-- Exercise objective --
State only how many lines below include the string "kezel".

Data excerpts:
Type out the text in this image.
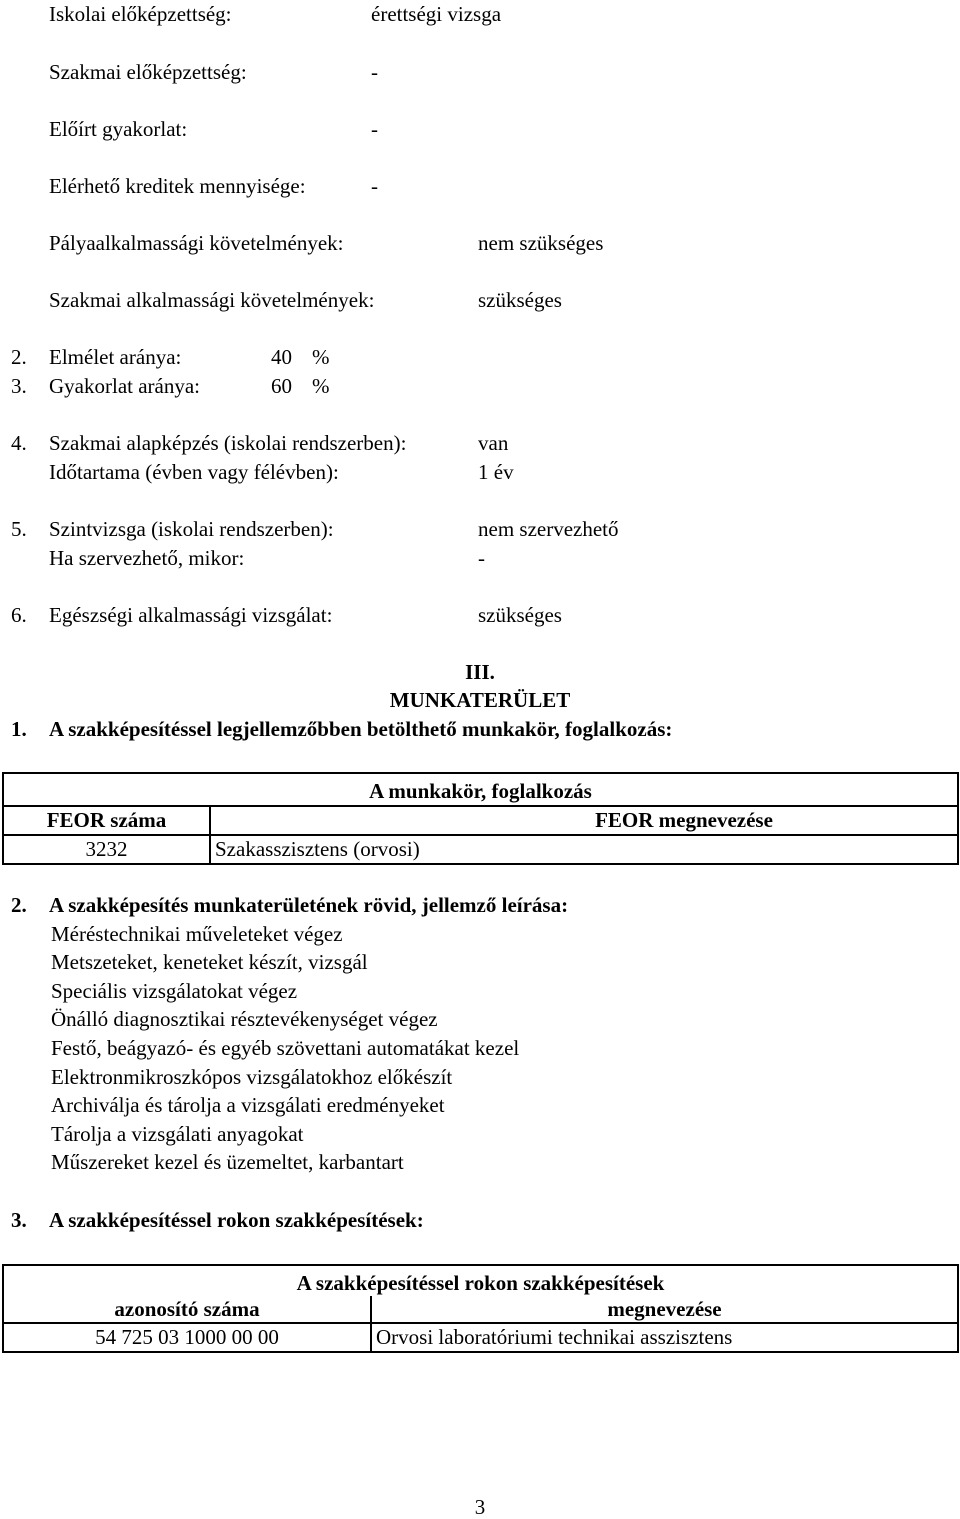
Iskolai előképzettség:	érettségi vizsga
Szakmai előképzettség:	-
Előírt gyakorlat:	-
Elérhető kreditek mennyisége:	-
Pályaalkalmassági követelmények:	nem szükséges
Szakmai alkalmassági követelmények:	szükséges
2. Elmélet aránya:	40 %
3. Gyakorlat aránya:	60 %
4. Szakmai alapképzés (iskolai rendszerben):	van
Időtartama (évben vagy félévben):	1 év
5. Szintvizsga (iskolai rendszerben):	nem szervezhető
Ha szervezhető, mikor:	-
6. Egészségi alkalmassági vizsgálat:	szükséges
III.
MUNKATERÜLET
1. A szakképesítéssel legjellemzőbben betölthető munkakör, foglalkozás:
A munkakör, foglalkozás	
FEOR száma	FEOR megnevezése
3232	Szakasszisztens (orvosi)
2. A szakképesítés munkaterületének rövid, jellemző leírása:
Méréstechnikai műveleteket végez
Metszeteket, keneteket készít, vizsgál
Speciális vizsgálatokat végez
Önálló diagnosztikai résztevékenységet végez
Festő, beágyazó- és egyéb szövettani automatákat kezel
Elektronmikroszkópos vizsgálatokhoz előkészít
Archiválja és tárolja a vizsgálati eredményeket
Tárolja a vizsgálati anyagokat
Műszereket kezel és üzemeltet, karbantart
3. A szakképesítéssel rokon szakképesítések:
A szakképesítéssel rokon szakképesítések	
azonosító száma	megnevezése
54 725 03 1000 00 00	Orvosi laboratóriumi technikai asszisztens
3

-- Reply --
2